**What to do:** Filter the records for lines holding the string "text".

**Record set:**
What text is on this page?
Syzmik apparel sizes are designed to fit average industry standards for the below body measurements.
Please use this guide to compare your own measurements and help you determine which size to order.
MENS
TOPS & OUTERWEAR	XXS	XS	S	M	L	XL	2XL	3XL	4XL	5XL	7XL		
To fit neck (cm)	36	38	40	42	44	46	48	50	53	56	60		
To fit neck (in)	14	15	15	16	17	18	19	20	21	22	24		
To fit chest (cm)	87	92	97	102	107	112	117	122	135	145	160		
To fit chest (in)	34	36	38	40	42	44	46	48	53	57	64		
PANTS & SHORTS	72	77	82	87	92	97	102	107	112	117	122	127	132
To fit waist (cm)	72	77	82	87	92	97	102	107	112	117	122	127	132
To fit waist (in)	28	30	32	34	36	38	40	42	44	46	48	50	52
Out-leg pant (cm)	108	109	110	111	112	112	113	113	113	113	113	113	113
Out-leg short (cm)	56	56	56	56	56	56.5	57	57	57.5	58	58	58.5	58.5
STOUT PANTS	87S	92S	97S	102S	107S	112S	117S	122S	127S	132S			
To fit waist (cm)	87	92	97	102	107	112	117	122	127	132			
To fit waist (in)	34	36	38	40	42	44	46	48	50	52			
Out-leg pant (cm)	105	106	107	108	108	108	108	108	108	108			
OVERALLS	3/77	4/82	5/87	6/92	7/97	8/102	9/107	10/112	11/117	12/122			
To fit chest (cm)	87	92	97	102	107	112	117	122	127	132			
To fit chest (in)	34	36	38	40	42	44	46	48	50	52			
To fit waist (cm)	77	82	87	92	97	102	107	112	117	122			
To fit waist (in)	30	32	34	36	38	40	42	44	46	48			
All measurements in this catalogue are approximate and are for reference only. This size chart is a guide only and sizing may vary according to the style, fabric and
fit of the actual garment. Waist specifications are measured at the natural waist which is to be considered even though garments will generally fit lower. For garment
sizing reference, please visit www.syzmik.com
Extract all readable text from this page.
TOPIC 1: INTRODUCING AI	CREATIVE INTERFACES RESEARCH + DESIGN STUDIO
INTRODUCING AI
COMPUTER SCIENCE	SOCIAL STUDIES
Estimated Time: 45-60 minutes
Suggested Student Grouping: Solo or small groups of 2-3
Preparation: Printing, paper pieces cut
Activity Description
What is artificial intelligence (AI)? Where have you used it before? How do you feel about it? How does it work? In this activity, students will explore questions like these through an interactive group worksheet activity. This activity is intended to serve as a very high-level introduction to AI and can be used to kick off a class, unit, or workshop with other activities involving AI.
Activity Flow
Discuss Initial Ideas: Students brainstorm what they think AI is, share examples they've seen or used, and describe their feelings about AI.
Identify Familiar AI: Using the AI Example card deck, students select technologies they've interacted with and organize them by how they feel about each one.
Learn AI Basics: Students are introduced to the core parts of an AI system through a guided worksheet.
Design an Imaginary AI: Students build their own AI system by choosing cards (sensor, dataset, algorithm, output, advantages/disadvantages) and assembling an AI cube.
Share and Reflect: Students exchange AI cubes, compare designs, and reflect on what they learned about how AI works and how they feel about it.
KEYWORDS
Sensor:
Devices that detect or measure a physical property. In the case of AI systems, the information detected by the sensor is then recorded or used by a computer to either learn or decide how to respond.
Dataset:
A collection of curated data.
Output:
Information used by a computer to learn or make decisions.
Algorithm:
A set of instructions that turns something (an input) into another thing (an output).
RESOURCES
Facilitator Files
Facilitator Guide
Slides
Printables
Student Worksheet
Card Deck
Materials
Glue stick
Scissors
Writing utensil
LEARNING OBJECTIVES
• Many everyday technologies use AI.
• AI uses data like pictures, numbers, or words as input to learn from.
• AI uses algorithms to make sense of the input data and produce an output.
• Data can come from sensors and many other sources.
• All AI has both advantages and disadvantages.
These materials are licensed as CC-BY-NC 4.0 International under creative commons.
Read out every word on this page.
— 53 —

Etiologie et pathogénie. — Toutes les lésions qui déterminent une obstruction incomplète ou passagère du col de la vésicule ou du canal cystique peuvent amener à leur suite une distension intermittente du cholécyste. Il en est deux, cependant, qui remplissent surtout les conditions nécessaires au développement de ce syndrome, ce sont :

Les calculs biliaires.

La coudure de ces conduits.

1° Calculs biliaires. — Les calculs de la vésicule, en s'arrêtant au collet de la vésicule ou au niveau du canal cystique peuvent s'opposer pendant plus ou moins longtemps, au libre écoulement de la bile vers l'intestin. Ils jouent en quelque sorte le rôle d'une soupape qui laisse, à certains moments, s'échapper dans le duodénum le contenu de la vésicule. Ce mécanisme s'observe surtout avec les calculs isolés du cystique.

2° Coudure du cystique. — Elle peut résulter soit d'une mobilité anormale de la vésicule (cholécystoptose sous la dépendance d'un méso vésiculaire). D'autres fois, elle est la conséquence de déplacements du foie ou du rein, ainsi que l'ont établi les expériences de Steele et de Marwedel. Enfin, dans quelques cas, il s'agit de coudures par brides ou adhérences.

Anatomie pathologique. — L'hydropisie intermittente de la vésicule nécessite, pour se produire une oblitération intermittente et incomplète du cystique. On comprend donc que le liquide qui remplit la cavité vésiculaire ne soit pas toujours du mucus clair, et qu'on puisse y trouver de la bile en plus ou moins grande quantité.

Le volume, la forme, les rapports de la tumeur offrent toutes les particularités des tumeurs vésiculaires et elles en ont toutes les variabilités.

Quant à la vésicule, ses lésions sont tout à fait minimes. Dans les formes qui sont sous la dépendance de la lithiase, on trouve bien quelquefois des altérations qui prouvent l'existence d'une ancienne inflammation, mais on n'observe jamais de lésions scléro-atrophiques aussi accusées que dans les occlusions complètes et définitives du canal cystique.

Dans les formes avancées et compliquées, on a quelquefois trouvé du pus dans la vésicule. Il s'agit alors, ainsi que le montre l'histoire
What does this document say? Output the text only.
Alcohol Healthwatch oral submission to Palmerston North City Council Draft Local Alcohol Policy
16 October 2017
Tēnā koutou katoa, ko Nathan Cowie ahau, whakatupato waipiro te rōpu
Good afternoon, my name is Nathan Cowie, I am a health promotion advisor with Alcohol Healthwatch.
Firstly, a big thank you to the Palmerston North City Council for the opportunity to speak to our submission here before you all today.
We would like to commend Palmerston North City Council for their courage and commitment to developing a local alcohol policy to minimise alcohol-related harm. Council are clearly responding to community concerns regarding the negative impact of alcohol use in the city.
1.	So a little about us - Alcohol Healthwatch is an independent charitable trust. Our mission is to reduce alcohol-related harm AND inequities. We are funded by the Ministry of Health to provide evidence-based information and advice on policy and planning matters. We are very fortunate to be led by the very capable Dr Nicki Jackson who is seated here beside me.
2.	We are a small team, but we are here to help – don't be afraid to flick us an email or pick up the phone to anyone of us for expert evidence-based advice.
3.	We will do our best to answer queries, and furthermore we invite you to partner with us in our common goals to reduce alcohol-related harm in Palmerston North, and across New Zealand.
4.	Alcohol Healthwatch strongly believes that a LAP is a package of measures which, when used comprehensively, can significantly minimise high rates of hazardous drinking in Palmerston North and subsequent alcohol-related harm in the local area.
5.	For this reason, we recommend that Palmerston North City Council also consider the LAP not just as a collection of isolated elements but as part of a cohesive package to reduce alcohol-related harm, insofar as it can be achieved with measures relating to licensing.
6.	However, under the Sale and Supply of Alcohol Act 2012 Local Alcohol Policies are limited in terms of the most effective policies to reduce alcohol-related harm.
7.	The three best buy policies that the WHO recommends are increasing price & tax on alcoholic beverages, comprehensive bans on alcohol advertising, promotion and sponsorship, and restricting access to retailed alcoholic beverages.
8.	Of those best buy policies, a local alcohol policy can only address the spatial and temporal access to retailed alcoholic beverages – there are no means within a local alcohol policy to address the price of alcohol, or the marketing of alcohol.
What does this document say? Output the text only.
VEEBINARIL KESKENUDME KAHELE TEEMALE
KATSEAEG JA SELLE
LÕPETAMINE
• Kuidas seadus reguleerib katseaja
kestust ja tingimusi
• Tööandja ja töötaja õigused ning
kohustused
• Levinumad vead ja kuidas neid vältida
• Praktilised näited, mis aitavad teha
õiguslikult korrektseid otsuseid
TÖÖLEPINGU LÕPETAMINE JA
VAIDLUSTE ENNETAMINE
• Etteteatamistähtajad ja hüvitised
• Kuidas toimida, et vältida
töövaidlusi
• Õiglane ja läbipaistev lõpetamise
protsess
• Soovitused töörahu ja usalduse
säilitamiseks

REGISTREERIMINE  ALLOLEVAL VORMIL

**Task solution:**
What text is on this page?
Extract all readable text from this page.
What does this document say? Output the text only.
What does this document say? Output the text only.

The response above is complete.